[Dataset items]
>> Start
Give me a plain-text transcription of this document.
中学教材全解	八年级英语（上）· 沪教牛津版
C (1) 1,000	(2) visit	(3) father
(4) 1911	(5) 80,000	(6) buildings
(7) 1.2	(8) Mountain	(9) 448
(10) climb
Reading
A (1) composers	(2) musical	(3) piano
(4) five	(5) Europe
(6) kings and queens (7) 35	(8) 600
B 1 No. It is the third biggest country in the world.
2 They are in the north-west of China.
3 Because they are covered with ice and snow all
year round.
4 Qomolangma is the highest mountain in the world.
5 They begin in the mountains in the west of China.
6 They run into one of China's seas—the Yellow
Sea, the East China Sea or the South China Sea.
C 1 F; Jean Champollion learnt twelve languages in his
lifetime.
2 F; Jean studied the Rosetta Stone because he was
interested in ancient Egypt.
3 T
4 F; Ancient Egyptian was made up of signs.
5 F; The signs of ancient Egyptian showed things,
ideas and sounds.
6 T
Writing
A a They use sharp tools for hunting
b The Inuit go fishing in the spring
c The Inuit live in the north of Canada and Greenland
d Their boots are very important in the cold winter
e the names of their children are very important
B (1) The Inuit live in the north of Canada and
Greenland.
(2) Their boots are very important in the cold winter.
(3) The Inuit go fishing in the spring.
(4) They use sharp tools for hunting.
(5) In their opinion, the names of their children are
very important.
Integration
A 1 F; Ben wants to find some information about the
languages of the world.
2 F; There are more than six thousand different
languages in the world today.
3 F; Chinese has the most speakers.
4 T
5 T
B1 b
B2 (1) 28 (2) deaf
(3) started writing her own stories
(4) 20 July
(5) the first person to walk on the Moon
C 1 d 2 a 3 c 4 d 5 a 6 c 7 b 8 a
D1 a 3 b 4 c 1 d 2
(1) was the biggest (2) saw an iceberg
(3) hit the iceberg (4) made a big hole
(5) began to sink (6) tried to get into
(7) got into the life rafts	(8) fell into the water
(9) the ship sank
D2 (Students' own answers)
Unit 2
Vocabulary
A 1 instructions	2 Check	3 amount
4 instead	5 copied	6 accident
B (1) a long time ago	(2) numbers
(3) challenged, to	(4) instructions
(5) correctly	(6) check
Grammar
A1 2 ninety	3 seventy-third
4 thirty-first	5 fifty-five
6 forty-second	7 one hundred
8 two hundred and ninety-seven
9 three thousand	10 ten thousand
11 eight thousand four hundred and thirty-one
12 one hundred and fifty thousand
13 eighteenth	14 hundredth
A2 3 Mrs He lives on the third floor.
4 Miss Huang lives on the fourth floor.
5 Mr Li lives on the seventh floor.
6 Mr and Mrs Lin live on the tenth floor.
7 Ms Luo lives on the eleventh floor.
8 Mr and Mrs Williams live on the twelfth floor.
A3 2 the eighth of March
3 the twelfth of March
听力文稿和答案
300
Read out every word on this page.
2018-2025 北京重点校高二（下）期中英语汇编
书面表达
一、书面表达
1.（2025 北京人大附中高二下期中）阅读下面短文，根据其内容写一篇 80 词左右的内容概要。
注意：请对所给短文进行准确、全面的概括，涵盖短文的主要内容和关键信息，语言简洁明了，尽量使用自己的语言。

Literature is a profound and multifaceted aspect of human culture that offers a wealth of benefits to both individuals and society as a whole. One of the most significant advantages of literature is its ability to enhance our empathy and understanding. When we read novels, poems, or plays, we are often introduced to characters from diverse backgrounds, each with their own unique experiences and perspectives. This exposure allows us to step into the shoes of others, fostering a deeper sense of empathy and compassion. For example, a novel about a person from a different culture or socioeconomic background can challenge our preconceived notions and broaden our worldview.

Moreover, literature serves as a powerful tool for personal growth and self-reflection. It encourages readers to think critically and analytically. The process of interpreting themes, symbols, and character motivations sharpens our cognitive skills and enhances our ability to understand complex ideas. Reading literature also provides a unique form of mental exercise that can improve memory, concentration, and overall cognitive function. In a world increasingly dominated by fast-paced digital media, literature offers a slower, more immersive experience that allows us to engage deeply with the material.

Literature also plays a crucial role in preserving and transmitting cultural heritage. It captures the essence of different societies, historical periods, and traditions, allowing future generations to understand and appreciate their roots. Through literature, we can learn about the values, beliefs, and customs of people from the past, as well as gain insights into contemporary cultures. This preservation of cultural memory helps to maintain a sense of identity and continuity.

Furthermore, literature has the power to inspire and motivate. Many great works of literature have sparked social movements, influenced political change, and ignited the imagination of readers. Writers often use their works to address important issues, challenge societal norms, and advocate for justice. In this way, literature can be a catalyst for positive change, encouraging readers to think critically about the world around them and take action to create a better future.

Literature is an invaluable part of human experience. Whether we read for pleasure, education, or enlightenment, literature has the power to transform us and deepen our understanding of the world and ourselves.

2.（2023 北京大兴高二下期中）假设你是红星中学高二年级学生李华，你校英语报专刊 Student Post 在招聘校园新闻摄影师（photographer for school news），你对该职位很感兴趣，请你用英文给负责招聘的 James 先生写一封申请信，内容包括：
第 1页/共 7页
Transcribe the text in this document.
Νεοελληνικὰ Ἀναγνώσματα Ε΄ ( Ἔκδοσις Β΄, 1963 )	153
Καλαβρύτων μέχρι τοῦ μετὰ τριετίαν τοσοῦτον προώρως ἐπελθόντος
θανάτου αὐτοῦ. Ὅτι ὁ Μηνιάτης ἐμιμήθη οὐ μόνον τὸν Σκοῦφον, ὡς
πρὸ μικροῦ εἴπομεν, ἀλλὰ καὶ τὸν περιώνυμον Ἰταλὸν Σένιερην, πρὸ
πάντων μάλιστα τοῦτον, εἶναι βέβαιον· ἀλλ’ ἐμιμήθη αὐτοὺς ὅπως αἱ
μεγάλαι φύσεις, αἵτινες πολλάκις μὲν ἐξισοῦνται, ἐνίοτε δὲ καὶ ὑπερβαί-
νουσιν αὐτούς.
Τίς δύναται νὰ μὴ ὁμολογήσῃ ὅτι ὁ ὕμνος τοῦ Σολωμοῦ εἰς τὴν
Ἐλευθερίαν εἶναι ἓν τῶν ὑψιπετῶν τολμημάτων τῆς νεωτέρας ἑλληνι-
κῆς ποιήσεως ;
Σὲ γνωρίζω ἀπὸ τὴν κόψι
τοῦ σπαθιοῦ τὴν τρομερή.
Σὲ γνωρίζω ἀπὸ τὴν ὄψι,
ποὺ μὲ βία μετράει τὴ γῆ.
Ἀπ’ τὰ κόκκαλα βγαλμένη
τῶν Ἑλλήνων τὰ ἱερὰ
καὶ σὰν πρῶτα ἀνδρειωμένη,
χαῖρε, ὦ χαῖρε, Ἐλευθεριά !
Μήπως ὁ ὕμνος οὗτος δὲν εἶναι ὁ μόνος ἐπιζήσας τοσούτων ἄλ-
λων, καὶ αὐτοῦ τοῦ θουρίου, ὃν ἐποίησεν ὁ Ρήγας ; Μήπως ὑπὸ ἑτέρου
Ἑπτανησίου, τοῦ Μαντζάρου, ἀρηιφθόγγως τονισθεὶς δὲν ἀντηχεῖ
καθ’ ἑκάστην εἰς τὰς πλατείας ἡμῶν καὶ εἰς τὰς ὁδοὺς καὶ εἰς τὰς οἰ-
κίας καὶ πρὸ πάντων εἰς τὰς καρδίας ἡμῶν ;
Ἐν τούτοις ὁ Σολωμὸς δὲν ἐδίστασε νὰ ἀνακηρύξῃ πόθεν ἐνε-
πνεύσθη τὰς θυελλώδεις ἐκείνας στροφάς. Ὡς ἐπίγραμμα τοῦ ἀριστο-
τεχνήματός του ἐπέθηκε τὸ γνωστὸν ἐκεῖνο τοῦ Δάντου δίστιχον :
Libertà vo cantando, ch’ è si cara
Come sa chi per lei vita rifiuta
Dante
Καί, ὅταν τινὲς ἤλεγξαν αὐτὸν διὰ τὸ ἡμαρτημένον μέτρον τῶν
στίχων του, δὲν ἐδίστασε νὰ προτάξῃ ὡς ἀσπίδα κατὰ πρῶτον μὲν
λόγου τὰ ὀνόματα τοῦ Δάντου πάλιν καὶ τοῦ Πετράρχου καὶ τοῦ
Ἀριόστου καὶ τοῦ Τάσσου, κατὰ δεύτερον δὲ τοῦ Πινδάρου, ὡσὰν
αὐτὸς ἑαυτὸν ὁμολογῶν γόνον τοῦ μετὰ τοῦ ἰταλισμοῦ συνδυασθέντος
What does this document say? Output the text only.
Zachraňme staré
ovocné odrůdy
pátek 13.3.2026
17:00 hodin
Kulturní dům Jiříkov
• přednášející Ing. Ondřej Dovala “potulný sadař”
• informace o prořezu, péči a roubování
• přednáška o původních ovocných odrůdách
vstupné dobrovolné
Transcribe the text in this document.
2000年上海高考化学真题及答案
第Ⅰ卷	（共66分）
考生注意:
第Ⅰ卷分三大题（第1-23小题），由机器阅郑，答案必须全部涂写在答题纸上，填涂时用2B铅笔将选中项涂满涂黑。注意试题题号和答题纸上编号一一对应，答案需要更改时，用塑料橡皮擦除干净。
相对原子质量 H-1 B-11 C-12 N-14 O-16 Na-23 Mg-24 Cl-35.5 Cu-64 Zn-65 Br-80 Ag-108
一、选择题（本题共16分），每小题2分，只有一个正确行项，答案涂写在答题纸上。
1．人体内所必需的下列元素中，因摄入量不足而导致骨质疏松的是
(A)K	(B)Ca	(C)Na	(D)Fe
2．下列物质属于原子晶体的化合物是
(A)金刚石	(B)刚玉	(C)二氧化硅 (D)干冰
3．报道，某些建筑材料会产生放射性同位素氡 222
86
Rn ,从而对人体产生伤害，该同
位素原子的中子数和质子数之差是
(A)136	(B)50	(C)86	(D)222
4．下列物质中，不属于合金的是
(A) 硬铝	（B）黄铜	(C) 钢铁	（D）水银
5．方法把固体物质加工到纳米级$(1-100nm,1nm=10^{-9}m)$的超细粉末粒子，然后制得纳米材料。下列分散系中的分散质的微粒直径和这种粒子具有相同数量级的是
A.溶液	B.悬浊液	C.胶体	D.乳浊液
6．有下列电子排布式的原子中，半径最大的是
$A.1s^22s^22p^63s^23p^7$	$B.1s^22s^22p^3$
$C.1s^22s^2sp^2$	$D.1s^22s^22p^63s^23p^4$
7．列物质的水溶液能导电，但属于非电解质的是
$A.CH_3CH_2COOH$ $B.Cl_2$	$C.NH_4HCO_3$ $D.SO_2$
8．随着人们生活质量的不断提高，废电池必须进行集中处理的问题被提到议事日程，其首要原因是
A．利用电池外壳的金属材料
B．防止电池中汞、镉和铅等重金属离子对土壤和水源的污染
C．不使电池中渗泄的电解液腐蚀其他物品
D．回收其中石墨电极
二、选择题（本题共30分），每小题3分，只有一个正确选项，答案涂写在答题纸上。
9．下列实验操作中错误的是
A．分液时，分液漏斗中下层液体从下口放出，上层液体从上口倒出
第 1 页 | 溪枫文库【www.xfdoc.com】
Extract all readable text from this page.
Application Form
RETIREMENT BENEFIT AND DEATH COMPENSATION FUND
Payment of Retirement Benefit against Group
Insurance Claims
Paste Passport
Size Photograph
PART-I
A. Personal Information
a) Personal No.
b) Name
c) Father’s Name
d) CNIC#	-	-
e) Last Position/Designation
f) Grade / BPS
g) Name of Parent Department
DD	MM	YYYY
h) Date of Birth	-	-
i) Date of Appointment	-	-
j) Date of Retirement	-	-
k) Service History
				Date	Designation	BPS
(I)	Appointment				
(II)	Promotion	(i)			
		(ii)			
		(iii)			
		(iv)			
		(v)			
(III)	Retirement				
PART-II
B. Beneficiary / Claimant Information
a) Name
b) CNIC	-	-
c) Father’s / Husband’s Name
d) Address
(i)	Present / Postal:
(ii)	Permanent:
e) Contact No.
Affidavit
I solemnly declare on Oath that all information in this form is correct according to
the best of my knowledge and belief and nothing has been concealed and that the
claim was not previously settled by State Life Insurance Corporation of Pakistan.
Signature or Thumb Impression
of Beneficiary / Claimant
>> End
▶ **WHAT IS NEEDED**:
Gather all lines with the string "αὐτοῦ" from the data.

▶ **PROBLEM SOLUTION**:
θανάτου αὐτοῦ. Ὅτι ὁ Μηνιάτης ἐμιμήθη οὐ μόνον τὸν Σκοῦφον, ὡς
λων, καὶ αὐτοῦ τοῦ θουρίου, ὃν ἐποίησεν ὁ Ρήγας ; Μήπως ὑπὸ ἑτέρου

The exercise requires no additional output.